**What you will do:** Quote each record exactly, please, leaving none out.
[Start of Entries provided]
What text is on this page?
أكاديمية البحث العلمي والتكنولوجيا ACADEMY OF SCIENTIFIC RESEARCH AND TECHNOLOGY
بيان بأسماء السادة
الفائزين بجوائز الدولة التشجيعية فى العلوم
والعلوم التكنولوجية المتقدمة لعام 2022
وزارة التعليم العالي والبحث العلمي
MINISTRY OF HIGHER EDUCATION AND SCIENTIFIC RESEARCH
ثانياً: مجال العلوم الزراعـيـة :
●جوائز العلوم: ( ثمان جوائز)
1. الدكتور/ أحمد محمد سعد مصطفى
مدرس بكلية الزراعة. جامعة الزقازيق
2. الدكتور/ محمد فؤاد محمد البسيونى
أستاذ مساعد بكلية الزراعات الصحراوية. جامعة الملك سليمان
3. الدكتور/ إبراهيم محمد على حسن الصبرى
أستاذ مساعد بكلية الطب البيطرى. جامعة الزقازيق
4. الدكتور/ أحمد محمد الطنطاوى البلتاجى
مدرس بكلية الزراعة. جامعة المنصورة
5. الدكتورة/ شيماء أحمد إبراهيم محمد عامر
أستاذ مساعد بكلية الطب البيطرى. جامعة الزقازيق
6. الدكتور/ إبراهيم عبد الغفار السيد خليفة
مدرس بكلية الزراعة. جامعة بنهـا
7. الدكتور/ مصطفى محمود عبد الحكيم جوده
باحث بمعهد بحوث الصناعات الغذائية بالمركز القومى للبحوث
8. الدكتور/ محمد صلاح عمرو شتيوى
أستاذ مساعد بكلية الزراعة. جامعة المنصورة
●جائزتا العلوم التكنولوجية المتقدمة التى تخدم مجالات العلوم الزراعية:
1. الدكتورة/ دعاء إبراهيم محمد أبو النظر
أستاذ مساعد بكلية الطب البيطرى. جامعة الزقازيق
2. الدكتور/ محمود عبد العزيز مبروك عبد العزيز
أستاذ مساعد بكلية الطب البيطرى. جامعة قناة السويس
[End of Entries provided]
**Expected output:**
What text is on this page?
أكاديمية البحث العلمي والتكنولوجيا ACADEMY OF SCIENTIFIC RESEARCH AND TECHNOLOGY
بيان بأسماء السادة
الفائزين بجوائز الدولة التشجيعية فى العلوم
والعلوم التكنولوجية المتقدمة لعام 2022
وزارة التعليم العالي والبحث العلمي
MINISTRY OF HIGHER EDUCATION AND SCIENTIFIC RESEARCH
ثانياً: مجال العلوم الزراعـيـة :
●جوائز العلوم: ( ثمان جوائز)
1. الدكتور/ أحمد محمد سعد مصطفى
مدرس بكلية الزراعة. جامعة الزقازيق
2. الدكتور/ محمد فؤاد محمد البسيونى
أستاذ مساعد بكلية الزراعات الصحراوية. جامعة الملك سليمان
3. الدكتور/ إبراهيم محمد على حسن الصبرى
أستاذ مساعد بكلية الطب البيطرى. جامعة الزقازيق
4. الدكتور/ أحمد محمد الطنطاوى البلتاجى
مدرس بكلية الزراعة. جامعة المنصورة
5. الدكتورة/ شيماء أحمد إبراهيم محمد عامر
أستاذ مساعد بكلية الطب البيطرى. جامعة الزقازيق
6. الدكتور/ إبراهيم عبد الغفار السيد خليفة
مدرس بكلية الزراعة. جامعة بنهـا
7. الدكتور/ مصطفى محمود عبد الحكيم جوده
باحث بمعهد بحوث الصناعات الغذائية بالمركز القومى للبحوث
8. الدكتور/ محمد صلاح عمرو شتيوى
أستاذ مساعد بكلية الزراعة. جامعة المنصورة
●جائزتا العلوم التكنولوجية المتقدمة التى تخدم مجالات العلوم الزراعية:
1. الدكتورة/ دعاء إبراهيم محمد أبو النظر
أستاذ مساعد بكلية الطب البيطرى. جامعة الزقازيق
2. الدكتور/ محمود عبد العزيز مبروك عبد العزيز
أستاذ مساعد بكلية الطب البيطرى. جامعة قناة السويس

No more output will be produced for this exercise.